AUFGABEN:
a. Nenne alle Prozentangaben, die der Textauszug enthält.
b. Bearbeite bitte die Einträge von der Zeile mit „list UI elements“ bis einschließlich der Zeile mit „find all labels, buttons, inputs, and“: Ersetze „HPI“ durch „Preisindex“ und lass alles andere unverändert. Gib nur diese Zeilen zurück, ohne die Bilder.

TEXTAUSZUG:
------------

„Anschnallen und festhalten“
Diesen Rat hätte man Anleiheninvestoren vor knapp einem halben Jahr geben müssen. Seit Februar bewegen sich die Renditen an den Anleihenmärkten der westlichen Welt beinahe schon so heftig auf und ab wie bei den Aktienmärkten. Im Vorfeld des Irak-Krieges flüchteten die Investoren in Anleihen; und die Rendite der zehnjährigen Benchmark-Staatsanleihe in den USA fiel auf etwa 3,6 Prozent. Dann stieg die Rendite wieder knapp über 4 Prozent, um anschließend bis Mitte Juni auf das 45-Jahre-Rekordtief von 3,1 Prozent nachzugeben. Ende Juli ließen einige verklausulierte, zudem auch im bezug auf andere FED-Mitglieder (Ben Bernanke!) widersprüchliche Aussagen Greenspans die US-Renditen auf rund 4,5 Prozent hochschnellen. Derzeit notiert der zehnjährige US-Treasury-Bond wieder bei rund 4,41 Prozent, und wie es scheint hat sich die Lage einigermaßen beruhigt und vorerst die Irrfahrt der Renditen nachgelassen. Doch es bleibt nicht nur die Frage nach dem oder den Auslöser der heftigen Reaktionen, sondern auch dem Hintergrund und Zweck der Irritationen.
Renditen nach wie vor tief
Vom Prinzip her ist das aktuell um 130 Basispunkte, also 1,3 Prozent höhere Renditeniveau als noch zuvor im rekordtiefen Juni sicher noch nicht als konjunkturschädlich zu bezeichnen. Die Botschaft der internationalen Märkte – auch in Japan kam es zuletzt durch die Hoffnung auf die Beendigung der langjährigen, deflationären wirtschaftlichen Durststrecke zu einem rasanten Anziehen der über viele Jahre nahe der Nulllinie befindlichen Renditekurve – aber muß die Währungshüter in Washington aus einem anderen Grund in Unruhe versetzen: In den höheren Renditen spiegelt sich nämlich mehr als die Hoffnung auf eine verbesserte Verzinsung des eingesetzten Kapitals der Investoren. Sie wäre im Zuge einer Konjunkturerholung keine Überraschung.

------------

ERFASSTE DATEN:
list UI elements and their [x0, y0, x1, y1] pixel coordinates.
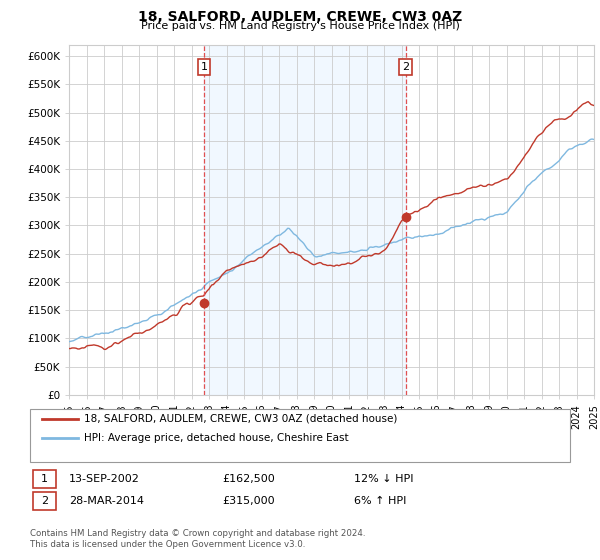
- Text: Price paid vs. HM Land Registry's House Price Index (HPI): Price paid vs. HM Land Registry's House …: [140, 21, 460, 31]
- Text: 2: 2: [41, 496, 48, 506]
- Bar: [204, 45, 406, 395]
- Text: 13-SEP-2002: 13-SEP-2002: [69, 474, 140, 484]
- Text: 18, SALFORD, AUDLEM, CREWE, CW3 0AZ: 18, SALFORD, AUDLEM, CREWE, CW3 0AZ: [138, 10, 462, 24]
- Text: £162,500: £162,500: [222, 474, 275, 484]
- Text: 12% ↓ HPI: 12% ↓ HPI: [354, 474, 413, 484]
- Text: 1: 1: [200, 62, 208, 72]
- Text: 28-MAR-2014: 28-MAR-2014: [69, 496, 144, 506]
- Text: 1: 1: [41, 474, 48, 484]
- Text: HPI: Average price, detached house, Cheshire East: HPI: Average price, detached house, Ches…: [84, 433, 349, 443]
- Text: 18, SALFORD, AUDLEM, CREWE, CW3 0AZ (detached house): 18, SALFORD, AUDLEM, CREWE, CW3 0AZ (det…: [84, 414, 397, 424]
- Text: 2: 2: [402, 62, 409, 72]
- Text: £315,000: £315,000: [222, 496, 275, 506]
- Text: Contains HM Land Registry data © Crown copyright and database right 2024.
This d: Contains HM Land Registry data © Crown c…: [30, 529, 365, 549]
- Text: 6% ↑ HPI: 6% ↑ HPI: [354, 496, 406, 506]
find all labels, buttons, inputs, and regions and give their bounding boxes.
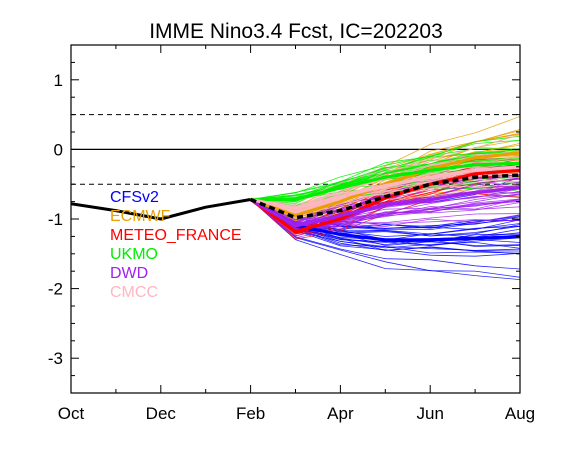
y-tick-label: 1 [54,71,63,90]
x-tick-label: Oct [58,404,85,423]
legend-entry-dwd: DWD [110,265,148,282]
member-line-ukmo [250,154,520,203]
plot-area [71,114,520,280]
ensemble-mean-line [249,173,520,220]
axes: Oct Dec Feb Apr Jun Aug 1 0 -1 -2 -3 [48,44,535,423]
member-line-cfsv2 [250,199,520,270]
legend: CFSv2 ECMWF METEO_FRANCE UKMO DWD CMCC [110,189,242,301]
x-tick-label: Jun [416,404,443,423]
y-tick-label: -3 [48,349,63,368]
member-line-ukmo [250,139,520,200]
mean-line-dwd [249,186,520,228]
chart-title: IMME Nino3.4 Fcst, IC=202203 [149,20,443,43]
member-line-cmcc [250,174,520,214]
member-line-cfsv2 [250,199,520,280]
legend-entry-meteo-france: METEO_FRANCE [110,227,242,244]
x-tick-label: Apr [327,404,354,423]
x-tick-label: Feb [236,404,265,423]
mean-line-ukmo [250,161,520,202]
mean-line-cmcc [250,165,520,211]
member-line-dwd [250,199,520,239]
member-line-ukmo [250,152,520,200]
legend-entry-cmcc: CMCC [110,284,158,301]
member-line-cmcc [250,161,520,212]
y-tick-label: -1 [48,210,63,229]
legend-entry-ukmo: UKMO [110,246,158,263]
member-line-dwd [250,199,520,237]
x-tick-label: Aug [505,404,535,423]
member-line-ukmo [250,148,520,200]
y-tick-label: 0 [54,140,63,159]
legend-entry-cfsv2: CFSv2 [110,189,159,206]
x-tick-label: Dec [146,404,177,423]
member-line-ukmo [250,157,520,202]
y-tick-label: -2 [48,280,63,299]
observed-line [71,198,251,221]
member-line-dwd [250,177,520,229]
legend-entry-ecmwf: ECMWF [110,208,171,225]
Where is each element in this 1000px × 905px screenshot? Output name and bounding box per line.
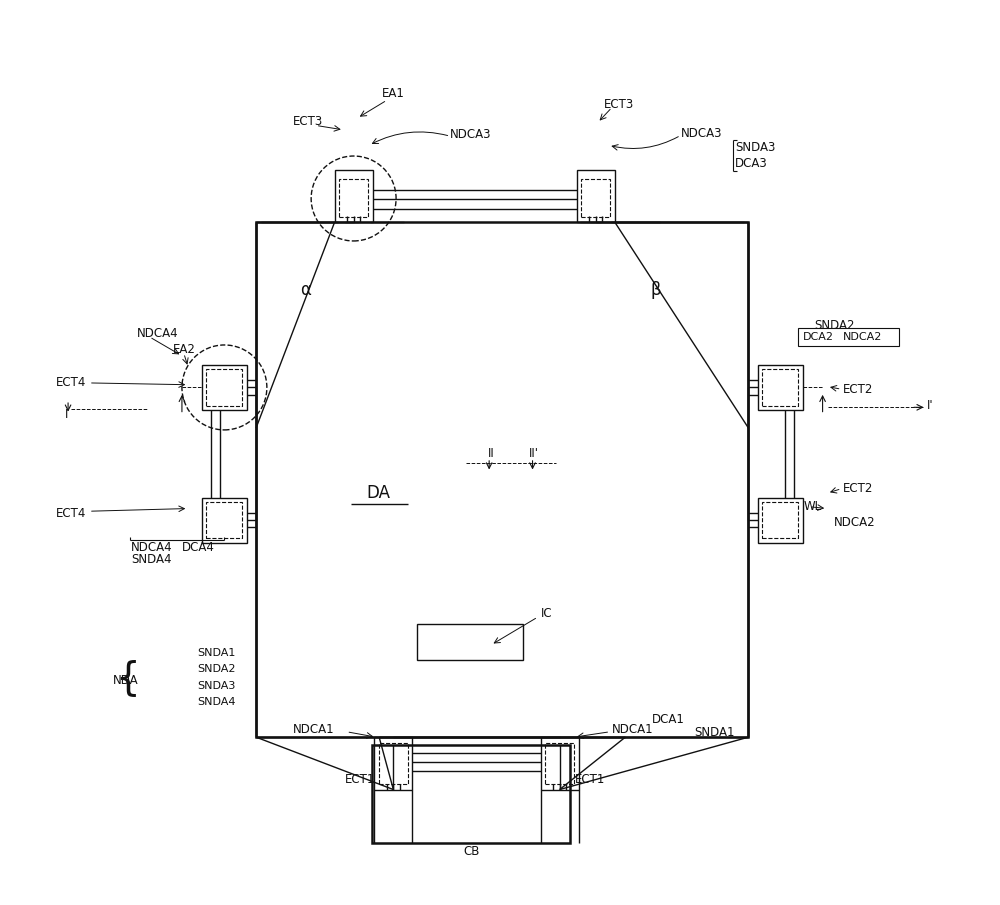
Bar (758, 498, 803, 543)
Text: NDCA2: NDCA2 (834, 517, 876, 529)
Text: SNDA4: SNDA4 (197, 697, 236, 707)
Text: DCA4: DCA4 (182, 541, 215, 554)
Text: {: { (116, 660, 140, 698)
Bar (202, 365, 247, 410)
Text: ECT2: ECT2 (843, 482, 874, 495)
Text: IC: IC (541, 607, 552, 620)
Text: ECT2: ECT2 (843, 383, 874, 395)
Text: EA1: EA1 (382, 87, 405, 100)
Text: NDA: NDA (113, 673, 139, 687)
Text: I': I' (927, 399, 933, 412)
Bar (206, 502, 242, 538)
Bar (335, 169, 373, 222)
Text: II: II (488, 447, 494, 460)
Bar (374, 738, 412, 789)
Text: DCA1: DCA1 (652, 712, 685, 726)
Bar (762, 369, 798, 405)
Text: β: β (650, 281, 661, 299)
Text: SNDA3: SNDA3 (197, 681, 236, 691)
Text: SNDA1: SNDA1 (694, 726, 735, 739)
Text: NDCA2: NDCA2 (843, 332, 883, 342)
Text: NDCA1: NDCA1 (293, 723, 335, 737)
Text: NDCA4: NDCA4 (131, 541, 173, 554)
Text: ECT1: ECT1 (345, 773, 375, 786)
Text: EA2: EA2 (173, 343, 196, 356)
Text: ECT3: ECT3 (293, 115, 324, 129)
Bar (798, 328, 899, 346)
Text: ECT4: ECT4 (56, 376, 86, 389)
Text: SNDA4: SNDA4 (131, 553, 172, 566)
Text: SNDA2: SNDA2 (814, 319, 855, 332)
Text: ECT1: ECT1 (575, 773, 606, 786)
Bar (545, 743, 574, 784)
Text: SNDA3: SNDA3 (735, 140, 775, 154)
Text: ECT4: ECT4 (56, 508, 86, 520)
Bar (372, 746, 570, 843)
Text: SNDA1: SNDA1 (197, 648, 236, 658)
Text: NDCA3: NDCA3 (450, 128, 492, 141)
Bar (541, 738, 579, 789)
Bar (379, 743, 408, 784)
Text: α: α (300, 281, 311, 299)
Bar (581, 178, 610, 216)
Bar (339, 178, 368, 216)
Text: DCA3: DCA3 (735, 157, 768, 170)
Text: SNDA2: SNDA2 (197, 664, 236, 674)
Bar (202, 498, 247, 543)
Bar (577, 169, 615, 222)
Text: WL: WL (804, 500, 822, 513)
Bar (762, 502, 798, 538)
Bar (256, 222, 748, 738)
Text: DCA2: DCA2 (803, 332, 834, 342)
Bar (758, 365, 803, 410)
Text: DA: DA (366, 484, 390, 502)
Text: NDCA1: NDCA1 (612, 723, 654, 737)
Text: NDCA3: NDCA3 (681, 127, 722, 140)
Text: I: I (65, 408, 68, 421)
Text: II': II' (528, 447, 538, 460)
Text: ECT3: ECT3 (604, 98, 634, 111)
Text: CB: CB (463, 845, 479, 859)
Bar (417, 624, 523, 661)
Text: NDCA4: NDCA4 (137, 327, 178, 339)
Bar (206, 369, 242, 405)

------------

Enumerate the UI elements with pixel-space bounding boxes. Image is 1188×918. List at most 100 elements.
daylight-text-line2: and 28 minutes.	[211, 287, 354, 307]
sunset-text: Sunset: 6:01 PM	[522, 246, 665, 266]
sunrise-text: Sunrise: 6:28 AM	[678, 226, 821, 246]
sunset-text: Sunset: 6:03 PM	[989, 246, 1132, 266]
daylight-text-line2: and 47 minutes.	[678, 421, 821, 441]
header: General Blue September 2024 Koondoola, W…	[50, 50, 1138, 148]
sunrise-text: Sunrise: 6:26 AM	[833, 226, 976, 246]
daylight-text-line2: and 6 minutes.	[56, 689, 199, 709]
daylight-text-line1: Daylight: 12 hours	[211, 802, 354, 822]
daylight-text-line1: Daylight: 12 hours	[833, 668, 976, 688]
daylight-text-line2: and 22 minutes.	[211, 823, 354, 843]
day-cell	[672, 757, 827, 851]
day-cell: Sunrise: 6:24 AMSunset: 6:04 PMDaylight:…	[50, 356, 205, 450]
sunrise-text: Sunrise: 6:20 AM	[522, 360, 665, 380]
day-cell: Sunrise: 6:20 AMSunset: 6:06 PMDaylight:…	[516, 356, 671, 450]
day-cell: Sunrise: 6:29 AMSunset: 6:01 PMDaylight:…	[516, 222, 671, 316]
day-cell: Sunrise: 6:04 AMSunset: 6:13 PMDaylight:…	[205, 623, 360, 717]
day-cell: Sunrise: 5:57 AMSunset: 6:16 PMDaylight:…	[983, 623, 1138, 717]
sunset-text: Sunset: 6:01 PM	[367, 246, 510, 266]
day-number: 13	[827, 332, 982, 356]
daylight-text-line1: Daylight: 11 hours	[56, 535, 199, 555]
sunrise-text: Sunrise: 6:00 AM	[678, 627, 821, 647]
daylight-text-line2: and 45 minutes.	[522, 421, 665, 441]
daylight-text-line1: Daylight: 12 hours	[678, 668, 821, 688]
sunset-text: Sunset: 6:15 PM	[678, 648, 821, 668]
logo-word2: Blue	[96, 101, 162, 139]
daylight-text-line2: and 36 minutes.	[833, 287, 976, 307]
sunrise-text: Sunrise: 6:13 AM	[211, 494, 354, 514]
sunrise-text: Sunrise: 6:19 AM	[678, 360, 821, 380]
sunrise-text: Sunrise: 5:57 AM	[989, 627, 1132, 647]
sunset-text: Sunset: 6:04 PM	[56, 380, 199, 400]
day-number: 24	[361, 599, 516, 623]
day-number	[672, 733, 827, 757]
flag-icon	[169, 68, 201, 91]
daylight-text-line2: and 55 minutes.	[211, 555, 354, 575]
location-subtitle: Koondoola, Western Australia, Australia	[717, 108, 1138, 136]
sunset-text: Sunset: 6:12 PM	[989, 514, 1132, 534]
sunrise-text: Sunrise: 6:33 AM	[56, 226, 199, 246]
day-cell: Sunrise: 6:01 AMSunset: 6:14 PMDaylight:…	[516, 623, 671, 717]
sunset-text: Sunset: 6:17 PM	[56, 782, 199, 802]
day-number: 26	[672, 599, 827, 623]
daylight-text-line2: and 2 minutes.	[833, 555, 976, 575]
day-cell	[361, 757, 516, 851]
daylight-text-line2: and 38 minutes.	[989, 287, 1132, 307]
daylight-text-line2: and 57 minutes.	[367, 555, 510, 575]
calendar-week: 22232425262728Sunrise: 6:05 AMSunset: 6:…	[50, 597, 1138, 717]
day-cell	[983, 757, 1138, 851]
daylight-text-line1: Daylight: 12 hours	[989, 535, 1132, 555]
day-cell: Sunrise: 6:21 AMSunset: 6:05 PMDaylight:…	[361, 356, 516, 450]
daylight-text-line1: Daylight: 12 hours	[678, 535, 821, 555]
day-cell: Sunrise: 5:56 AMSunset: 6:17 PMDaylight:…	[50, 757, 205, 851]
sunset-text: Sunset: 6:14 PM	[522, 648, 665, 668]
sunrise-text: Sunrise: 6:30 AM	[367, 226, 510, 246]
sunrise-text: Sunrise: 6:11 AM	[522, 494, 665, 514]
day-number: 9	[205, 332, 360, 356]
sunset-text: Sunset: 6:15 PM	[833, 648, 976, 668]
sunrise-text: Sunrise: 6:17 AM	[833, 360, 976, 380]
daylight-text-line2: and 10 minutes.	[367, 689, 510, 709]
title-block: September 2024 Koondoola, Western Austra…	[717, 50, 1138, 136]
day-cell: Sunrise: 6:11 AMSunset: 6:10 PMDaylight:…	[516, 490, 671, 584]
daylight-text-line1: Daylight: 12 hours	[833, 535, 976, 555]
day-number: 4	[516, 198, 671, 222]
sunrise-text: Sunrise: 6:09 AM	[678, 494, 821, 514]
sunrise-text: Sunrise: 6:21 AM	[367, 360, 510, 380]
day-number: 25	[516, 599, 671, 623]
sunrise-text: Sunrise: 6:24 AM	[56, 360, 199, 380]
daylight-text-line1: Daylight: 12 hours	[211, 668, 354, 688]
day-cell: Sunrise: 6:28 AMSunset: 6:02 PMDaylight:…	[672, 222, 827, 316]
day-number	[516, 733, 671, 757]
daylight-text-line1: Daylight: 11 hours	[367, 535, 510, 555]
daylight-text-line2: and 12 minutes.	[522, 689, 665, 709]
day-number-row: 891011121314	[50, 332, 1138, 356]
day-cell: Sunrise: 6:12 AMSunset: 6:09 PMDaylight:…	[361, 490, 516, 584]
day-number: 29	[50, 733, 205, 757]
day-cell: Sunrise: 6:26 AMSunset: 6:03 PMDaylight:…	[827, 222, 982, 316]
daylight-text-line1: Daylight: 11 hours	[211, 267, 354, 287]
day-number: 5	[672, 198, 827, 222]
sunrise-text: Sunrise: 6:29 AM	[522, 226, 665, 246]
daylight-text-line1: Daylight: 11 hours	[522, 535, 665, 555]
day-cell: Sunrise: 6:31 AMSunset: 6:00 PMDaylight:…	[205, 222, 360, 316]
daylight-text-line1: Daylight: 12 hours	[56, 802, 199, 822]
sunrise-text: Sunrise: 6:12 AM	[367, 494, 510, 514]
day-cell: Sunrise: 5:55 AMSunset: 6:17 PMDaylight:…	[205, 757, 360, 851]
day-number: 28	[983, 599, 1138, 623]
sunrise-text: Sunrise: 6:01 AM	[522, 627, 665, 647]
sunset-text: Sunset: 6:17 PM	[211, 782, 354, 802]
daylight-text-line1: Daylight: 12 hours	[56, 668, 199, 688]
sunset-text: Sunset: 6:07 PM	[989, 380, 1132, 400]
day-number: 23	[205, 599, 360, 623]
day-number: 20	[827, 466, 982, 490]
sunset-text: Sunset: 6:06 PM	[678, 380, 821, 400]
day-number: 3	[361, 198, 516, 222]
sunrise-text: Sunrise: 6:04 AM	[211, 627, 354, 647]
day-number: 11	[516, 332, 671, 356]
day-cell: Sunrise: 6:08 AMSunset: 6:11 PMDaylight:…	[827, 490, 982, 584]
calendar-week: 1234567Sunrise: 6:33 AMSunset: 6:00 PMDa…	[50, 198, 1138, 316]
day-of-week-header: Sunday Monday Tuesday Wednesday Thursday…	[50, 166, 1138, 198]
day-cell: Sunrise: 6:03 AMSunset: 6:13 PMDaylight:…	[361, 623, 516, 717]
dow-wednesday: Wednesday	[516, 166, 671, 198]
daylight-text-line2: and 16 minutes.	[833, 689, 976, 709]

------------

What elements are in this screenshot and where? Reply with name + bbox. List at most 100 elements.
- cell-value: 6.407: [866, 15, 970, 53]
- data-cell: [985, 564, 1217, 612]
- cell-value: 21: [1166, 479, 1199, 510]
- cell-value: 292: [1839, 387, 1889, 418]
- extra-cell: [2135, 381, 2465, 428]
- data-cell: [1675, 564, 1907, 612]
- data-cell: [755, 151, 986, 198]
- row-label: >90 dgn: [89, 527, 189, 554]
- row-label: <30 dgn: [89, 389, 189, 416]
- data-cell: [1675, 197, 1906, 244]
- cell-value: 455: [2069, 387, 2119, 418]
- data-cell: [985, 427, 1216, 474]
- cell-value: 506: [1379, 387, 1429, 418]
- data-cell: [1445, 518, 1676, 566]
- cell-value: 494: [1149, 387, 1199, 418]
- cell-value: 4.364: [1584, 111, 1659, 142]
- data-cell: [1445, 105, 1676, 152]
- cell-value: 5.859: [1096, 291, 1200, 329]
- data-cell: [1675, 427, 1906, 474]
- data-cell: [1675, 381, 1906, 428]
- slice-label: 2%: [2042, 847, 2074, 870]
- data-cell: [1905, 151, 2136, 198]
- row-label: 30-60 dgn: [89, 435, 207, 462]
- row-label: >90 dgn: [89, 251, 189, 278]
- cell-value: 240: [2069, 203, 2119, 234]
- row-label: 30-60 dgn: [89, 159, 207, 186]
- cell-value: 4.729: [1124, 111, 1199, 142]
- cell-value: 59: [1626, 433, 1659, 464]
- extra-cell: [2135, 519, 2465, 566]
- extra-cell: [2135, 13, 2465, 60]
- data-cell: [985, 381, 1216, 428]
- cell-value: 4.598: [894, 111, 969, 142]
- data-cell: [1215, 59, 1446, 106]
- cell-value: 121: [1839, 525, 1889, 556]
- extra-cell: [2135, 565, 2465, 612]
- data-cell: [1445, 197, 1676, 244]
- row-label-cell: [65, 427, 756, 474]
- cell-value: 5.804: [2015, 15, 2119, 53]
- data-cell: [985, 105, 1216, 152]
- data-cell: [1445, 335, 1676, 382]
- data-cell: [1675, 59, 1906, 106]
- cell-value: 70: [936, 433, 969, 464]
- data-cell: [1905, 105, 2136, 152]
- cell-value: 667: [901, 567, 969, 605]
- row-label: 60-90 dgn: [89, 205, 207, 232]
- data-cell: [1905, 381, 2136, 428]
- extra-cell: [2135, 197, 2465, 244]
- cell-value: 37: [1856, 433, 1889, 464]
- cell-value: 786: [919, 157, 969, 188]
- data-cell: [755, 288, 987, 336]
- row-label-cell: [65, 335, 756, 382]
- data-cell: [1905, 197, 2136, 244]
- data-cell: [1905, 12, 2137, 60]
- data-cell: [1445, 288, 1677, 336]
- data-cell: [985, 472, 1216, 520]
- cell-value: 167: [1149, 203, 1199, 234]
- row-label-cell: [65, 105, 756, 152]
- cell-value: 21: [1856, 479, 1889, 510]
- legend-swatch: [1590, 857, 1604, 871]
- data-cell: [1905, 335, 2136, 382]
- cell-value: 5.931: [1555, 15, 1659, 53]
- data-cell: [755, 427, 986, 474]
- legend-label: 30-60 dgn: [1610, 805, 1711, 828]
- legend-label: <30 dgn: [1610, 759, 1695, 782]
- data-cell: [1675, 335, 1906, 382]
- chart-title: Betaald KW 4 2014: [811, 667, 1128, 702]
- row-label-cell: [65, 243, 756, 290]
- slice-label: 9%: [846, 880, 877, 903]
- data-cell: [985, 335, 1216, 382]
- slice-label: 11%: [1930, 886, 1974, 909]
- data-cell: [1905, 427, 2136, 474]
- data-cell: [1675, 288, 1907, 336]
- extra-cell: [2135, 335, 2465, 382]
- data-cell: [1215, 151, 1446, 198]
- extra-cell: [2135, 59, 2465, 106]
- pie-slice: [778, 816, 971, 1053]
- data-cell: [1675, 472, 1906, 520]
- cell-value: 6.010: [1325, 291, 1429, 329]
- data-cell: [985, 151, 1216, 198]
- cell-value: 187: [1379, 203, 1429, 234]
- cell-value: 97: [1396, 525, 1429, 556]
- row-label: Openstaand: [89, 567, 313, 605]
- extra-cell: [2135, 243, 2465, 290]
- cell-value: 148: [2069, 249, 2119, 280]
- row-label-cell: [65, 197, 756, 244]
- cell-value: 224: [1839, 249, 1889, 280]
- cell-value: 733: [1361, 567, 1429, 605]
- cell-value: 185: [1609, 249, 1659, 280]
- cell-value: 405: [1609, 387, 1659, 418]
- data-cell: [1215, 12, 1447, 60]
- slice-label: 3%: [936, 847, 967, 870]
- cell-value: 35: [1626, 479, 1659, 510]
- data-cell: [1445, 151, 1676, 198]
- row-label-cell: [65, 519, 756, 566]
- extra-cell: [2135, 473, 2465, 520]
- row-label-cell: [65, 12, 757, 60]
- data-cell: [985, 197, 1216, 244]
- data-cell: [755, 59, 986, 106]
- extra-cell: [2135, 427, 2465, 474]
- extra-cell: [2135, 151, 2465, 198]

------------

ERWARTETE ANTWORTEN:
a.
3,6 Prozent
4 Prozent
3,1 Prozent
4,5 Prozent
4,41 Prozent
1,3 Prozent

b.
list UI elements and their [x0, y0, x1, y1] pixel coordinates.
- Text: Price paid vs. HM Land Registry's House Price Index (Preisindex): Price paid vs. HM Land Registry's House …: [140, 21, 460, 31]
- Text: 2: 2: [41, 496, 48, 506]
- Bar: [204, 45, 406, 395]
- Text: 13-SEP-2002: 13-SEP-2002: [69, 474, 140, 484]
- Text: 18, SALFORD, AUDLEM, CREWE, CW3 0AZ: 18, SALFORD, AUDLEM, CREWE, CW3 0AZ: [138, 10, 462, 24]
- Text: £162,500: £162,500: [222, 474, 275, 484]
- Text: 12% ↓ Preisindex: 12% ↓ Preisindex: [354, 474, 413, 484]
- Text: 1: 1: [200, 62, 208, 72]
- Text: 28-MAR-2014: 28-MAR-2014: [69, 496, 144, 506]
- Text: 1: 1: [41, 474, 48, 484]
- Text: Preisindex: Average price, detached house, Cheshire East: Preisindex: Average price, detached house, Ches…: [84, 433, 349, 443]
- Text: 18, SALFORD, AUDLEM, CREWE, CW3 0AZ (detached house): 18, SALFORD, AUDLEM, CREWE, CW3 0AZ (det…: [84, 414, 397, 424]
- Text: 2: 2: [402, 62, 409, 72]
- Text: £315,000: £315,000: [222, 496, 275, 506]
- Text: Contains HM Land Registry data © Crown copyright and database right 2024.
This d: Contains HM Land Registry data © Crown c…: [30, 529, 365, 549]
- Text: 6% ↑ Preisindex: 6% ↑ Preisindex: [354, 496, 406, 506]
find all labels, buttons, inputs, and regions and give their bounding boxes.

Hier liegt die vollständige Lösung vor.